** START Dataset extract **

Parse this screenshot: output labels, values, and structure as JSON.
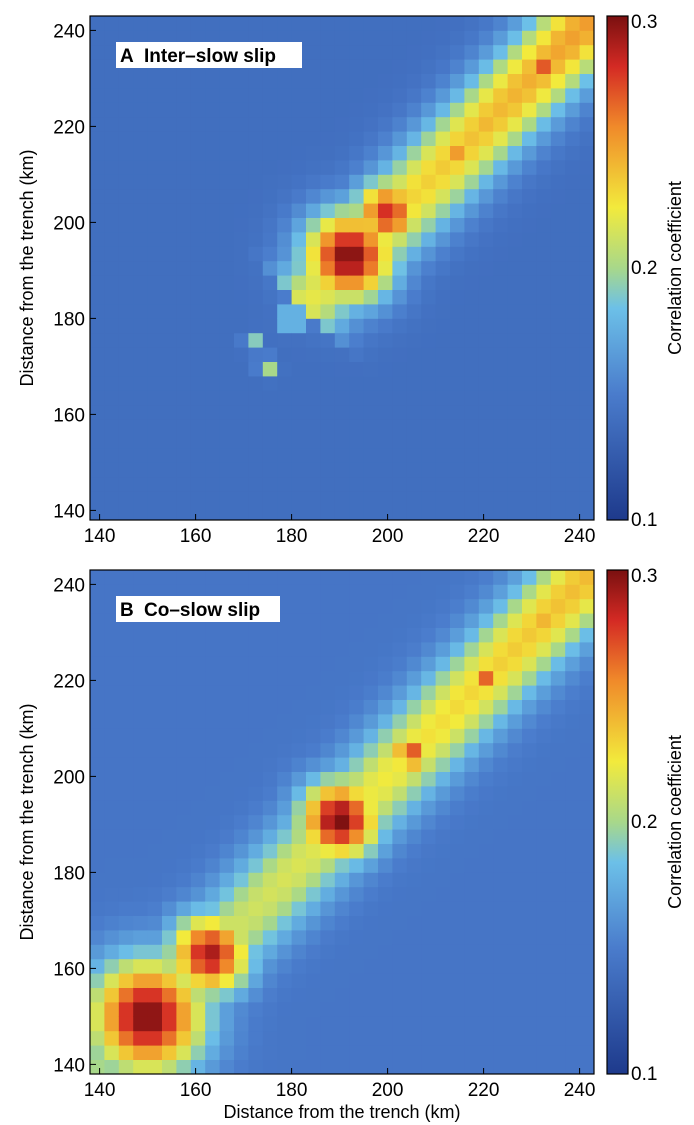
{
  "chart_data": [
    {
      "type": "heatmap",
      "panel_label": "A",
      "title": "Inter–slow slip",
      "xlabel": "",
      "ylabel": "Distance from the trench (km)",
      "xlim": [
        138,
        243
      ],
      "ylim": [
        138,
        243
      ],
      "xticks": [
        140,
        160,
        180,
        200,
        220,
        240
      ],
      "yticks": [
        140,
        160,
        180,
        200,
        220,
        240
      ],
      "colorbar": {
        "label": "Correlation coefficient",
        "min": 0.1,
        "max": 0.3,
        "ticks": [
          0.1,
          0.2,
          0.3
        ]
      },
      "background_value": 0.14,
      "features": [
        {
          "kind": "diagonal_ridge",
          "from_km": 184,
          "to_km": 242,
          "value_start": 0.22,
          "value_end": 0.25,
          "half_width_km": 9
        },
        {
          "kind": "hotspot",
          "x": 192,
          "y": 193,
          "radius_km": 8,
          "value": 0.3
        },
        {
          "kind": "hotspot",
          "x": 200,
          "y": 202,
          "radius_km": 6,
          "value": 0.28
        },
        {
          "kind": "hotspot",
          "x": 215,
          "y": 215,
          "radius_km": 2,
          "value": 0.26
        },
        {
          "kind": "hotspot",
          "x": 221,
          "y": 221,
          "radius_km": 2,
          "value": 0.25
        },
        {
          "kind": "hotspot",
          "x": 233,
          "y": 233,
          "radius_km": 2,
          "value": 0.28
        },
        {
          "kind": "hotspot",
          "x": 241,
          "y": 240,
          "radius_km": 2,
          "value": 0.25
        },
        {
          "kind": "hotspot",
          "x": 180,
          "y": 180,
          "radius_km": 2,
          "value": 0.22
        },
        {
          "kind": "hotspot",
          "x": 172,
          "y": 175,
          "radius_km": 1.5,
          "value": 0.2
        },
        {
          "kind": "hotspot",
          "x": 175,
          "y": 170,
          "radius_km": 1.5,
          "value": 0.21
        }
      ]
    },
    {
      "type": "heatmap",
      "panel_label": "B",
      "title": "Co–slow slip",
      "xlabel": "Distance from the trench (km)",
      "ylabel": "Distance from the trench (km)",
      "xlim": [
        138,
        243
      ],
      "ylim": [
        138,
        243
      ],
      "xticks": [
        140,
        160,
        180,
        200,
        220,
        240
      ],
      "yticks": [
        140,
        160,
        180,
        200,
        220,
        240
      ],
      "colorbar": {
        "label": "Correlation coefficient",
        "min": 0.1,
        "max": 0.3,
        "ticks": [
          0.1,
          0.2,
          0.3
        ]
      },
      "background_value": 0.145,
      "features": [
        {
          "kind": "diagonal_ridge",
          "from_km": 140,
          "to_km": 242,
          "value_start": 0.2,
          "value_end": 0.24,
          "half_width_km": 9
        },
        {
          "kind": "hotspot",
          "x": 150,
          "y": 150,
          "radius_km": 10,
          "value": 0.3
        },
        {
          "kind": "hotspot",
          "x": 163,
          "y": 163,
          "radius_km": 7,
          "value": 0.29
        },
        {
          "kind": "hotspot",
          "x": 190,
          "y": 191,
          "radius_km": 7,
          "value": 0.3
        },
        {
          "kind": "hotspot",
          "x": 205,
          "y": 205,
          "radius_km": 4,
          "value": 0.27
        },
        {
          "kind": "hotspot",
          "x": 220,
          "y": 220,
          "radius_km": 3,
          "value": 0.27
        },
        {
          "kind": "hotspot",
          "x": 233,
          "y": 233,
          "radius_km": 2,
          "value": 0.25
        }
      ]
    }
  ]
}
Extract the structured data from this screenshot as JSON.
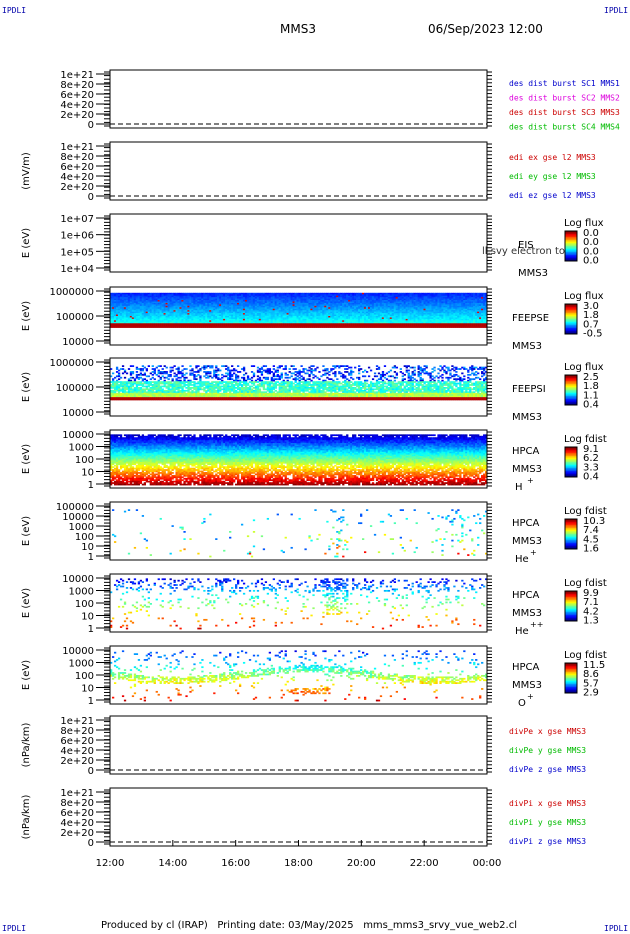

** END Dataset extract **

[The request]
Repeat the material verbatim. Do not carry over any picture.

[Answer to this problem]
Parse this screenshot: output labels, values, and structure as JSON.
{
  "chart_data": [
    {
      "type": "heatmap",
      "panel_label": "A",
      "title": "Inter–slow slip",
      "xlabel": "",
      "ylabel": "Distance from the trench (km)",
      "xlim": [
        138,
        243
      ],
      "ylim": [
        138,
        243
      ],
      "xticks": [
        140,
        160,
        180,
        200,
        220,
        240
      ],
      "yticks": [
        140,
        160,
        180,
        200,
        220,
        240
      ],
      "colorbar": {
        "label": "Correlation coefficient",
        "min": 0.1,
        "max": 0.3,
        "ticks": [
          0.1,
          0.2,
          0.3
        ]
      },
      "background_value": 0.14,
      "features": [
        {
          "kind": "diagonal_ridge",
          "from_km": 184,
          "to_km": 242,
          "value_start": 0.22,
          "value_end": 0.25,
          "half_width_km": 9
        },
        {
          "kind": "hotspot",
          "x": 192,
          "y": 193,
          "radius_km": 8,
          "value": 0.3
        },
        {
          "kind": "hotspot",
          "x": 200,
          "y": 202,
          "radius_km": 6,
          "value": 0.28
        },
        {
          "kind": "hotspot",
          "x": 215,
          "y": 215,
          "radius_km": 2,
          "value": 0.26
        },
        {
          "kind": "hotspot",
          "x": 221,
          "y": 221,
          "radius_km": 2,
          "value": 0.25
        },
        {
          "kind": "hotspot",
          "x": 233,
          "y": 233,
          "radius_km": 2,
          "value": 0.28
        },
        {
          "kind": "hotspot",
          "x": 241,
          "y": 240,
          "radius_km": 2,
          "value": 0.25
        },
        {
          "kind": "hotspot",
          "x": 180,
          "y": 180,
          "radius_km": 2,
          "value": 0.22
        },
        {
          "kind": "hotspot",
          "x": 172,
          "y": 175,
          "radius_km": 1.5,
          "value": 0.2
        },
        {
          "kind": "hotspot",
          "x": 175,
          "y": 170,
          "radius_km": 1.5,
          "value": 0.21
        }
      ]
    },
    {
      "type": "heatmap",
      "panel_label": "B",
      "title": "Co–slow slip",
      "xlabel": "Distance from the trench (km)",
      "ylabel": "Distance from the trench (km)",
      "xlim": [
        138,
        243
      ],
      "ylim": [
        138,
        243
      ],
      "xticks": [
        140,
        160,
        180,
        200,
        220,
        240
      ],
      "yticks": [
        140,
        160,
        180,
        200,
        220,
        240
      ],
      "colorbar": {
        "label": "Correlation coefficient",
        "min": 0.1,
        "max": 0.3,
        "ticks": [
          0.1,
          0.2,
          0.3
        ]
      },
      "background_value": 0.145,
      "features": [
        {
          "kind": "diagonal_ridge",
          "from_km": 140,
          "to_km": 242,
          "value_start": 0.2,
          "value_end": 0.24,
          "half_width_km": 9
        },
        {
          "kind": "hotspot",
          "x": 150,
          "y": 150,
          "radius_km": 10,
          "value": 0.3
        },
        {
          "kind": "hotspot",
          "x": 163,
          "y": 163,
          "radius_km": 7,
          "value": 0.29
        },
        {
          "kind": "hotspot",
          "x": 190,
          "y": 191,
          "radius_km": 7,
          "value": 0.3
        },
        {
          "kind": "hotspot",
          "x": 205,
          "y": 205,
          "radius_km": 4,
          "value": 0.27
        },
        {
          "kind": "hotspot",
          "x": 220,
          "y": 220,
          "radius_km": 3,
          "value": 0.27
        },
        {
          "kind": "hotspot",
          "x": 233,
          "y": 233,
          "radius_km": 2,
          "value": 0.25
        }
      ]
    }
  ]
}
Extract the structured data from this screenshot as JSON.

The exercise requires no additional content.